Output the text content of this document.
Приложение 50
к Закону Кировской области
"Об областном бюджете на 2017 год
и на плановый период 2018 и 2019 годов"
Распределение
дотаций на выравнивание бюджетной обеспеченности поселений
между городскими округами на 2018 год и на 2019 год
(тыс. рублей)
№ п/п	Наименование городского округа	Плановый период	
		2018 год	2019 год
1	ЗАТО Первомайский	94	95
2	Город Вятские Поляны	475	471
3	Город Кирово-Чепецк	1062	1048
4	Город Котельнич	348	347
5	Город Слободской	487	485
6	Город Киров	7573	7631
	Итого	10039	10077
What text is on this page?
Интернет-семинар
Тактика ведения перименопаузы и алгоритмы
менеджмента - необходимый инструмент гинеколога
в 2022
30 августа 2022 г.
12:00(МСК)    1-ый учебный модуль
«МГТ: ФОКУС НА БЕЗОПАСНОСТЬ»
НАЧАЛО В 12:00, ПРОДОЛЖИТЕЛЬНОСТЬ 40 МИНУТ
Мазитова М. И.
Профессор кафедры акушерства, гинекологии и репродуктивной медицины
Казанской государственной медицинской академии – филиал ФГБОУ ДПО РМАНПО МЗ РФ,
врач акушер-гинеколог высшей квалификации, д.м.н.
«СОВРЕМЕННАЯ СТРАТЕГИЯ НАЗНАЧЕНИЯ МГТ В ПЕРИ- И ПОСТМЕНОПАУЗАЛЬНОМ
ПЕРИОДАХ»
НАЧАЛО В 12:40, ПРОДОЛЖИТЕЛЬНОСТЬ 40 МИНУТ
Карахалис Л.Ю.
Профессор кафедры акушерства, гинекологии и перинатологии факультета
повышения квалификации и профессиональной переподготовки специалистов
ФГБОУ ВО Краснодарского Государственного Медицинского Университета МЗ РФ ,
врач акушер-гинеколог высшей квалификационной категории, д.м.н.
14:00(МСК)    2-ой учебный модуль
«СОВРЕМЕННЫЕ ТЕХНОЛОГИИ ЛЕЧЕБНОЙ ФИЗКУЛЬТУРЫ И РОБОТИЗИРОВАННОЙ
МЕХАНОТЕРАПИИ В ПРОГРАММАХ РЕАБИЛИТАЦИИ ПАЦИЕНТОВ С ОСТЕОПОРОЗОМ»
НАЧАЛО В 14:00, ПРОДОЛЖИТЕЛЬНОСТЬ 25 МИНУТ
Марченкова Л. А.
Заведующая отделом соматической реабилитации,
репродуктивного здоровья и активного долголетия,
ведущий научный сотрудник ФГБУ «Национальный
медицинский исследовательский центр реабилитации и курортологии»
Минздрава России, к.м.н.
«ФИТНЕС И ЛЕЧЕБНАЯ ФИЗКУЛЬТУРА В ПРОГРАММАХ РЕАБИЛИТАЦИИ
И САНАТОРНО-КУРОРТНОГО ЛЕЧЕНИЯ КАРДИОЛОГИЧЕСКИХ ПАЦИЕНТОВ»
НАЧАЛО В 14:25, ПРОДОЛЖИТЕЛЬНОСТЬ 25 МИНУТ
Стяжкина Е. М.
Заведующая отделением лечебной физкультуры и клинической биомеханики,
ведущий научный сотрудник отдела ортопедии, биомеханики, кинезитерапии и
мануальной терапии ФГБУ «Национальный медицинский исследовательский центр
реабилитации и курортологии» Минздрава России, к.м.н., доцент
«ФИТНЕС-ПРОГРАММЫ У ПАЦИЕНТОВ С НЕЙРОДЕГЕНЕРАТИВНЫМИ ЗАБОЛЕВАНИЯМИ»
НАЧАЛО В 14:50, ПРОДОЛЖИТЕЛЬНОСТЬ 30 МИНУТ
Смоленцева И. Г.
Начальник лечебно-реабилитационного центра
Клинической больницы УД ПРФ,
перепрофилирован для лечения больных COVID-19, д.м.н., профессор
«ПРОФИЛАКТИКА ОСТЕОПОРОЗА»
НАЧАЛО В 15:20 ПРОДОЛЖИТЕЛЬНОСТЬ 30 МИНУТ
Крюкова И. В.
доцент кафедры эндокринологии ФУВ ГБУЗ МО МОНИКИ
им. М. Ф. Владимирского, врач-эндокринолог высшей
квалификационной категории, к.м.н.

## [Set task]
Copy out the lines in which the string "России" appears.

## [Exercise answer]
Минздрава России, к.м.н.
реабилитации и курортологии» Минздрава России, к.м.н., доцент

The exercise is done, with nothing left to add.